Data records:
↓

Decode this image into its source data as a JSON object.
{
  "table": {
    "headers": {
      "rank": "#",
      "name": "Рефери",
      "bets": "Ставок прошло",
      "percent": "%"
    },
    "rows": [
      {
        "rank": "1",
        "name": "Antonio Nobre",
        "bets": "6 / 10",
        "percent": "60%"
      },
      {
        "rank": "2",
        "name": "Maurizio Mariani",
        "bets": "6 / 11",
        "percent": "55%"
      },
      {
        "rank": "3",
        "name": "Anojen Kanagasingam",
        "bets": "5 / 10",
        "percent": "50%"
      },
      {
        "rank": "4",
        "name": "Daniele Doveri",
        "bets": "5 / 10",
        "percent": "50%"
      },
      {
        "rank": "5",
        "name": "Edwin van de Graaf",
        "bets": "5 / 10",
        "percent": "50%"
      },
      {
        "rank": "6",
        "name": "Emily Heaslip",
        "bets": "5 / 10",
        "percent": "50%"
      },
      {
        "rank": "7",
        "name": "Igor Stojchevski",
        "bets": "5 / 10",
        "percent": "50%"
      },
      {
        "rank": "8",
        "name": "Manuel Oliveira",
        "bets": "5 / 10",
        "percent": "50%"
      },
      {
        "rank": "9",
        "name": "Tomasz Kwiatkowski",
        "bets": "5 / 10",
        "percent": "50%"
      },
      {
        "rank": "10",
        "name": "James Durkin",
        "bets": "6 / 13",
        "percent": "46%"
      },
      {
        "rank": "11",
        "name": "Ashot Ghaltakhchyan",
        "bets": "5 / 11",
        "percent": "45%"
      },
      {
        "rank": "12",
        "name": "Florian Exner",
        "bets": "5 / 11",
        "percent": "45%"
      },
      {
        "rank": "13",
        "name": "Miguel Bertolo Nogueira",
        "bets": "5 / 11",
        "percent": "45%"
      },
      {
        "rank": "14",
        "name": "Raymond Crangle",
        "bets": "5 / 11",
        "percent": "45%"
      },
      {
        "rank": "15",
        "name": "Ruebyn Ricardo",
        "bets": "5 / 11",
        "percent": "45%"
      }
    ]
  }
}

↑

Reproduce the material above without altering a single character.

Decode this image into its source data as a JSON object.
{
  "table": {
    "headers": {
      "rank": "#",
      "name": "Рефери",
      "bets": "Ставок прошло",
      "percent": "%"
    },
    "rows": [
      {
        "rank": "1",
        "name": "Antonio Nobre",
        "bets": "6 / 10",
        "percent": "60%"
      },
      {
        "rank": "2",
        "name": "Maurizio Mariani",
        "bets": "6 / 11",
        "percent": "55%"
      },
      {
        "rank": "3",
        "name": "Anojen Kanagasingam",
        "bets": "5 / 10",
        "percent": "50%"
      },
      {
        "rank": "4",
        "name": "Daniele Doveri",
        "bets": "5 / 10",
        "percent": "50%"
      },
      {
        "rank": "5",
        "name": "Edwin van de Graaf",
        "bets": "5 / 10",
        "percent": "50%"
      },
      {
        "rank": "6",
        "name": "Emily Heaslip",
        "bets": "5 / 10",
        "percent": "50%"
      },
      {
        "rank": "7",
        "name": "Igor Stojchevski",
        "bets": "5 / 10",
        "percent": "50%"
      },
      {
        "rank": "8",
        "name": "Manuel Oliveira",
        "bets": "5 / 10",
        "percent": "50%"
      },
      {
        "rank": "9",
        "name": "Tomasz Kwiatkowski",
        "bets": "5 / 10",
        "percent": "50%"
      },
      {
        "rank": "10",
        "name": "James Durkin",
        "bets": "6 / 13",
        "percent": "46%"
      },
      {
        "rank": "11",
        "name": "Ashot Ghaltakhchyan",
        "bets": "5 / 11",
        "percent": "45%"
      },
      {
        "rank": "12",
        "name": "Florian Exner",
        "bets": "5 / 11",
        "percent": "45%"
      },
      {
        "rank": "13",
        "name": "Miguel Bertolo Nogueira",
        "bets": "5 / 11",
        "percent": "45%"
      },
      {
        "rank": "14",
        "name": "Raymond Crangle",
        "bets": "5 / 11",
        "percent": "45%"
      },
      {
        "rank": "15",
        "name": "Ruebyn Ricardo",
        "bets": "5 / 11",
        "percent": "45%"
      }
    ]
  }
}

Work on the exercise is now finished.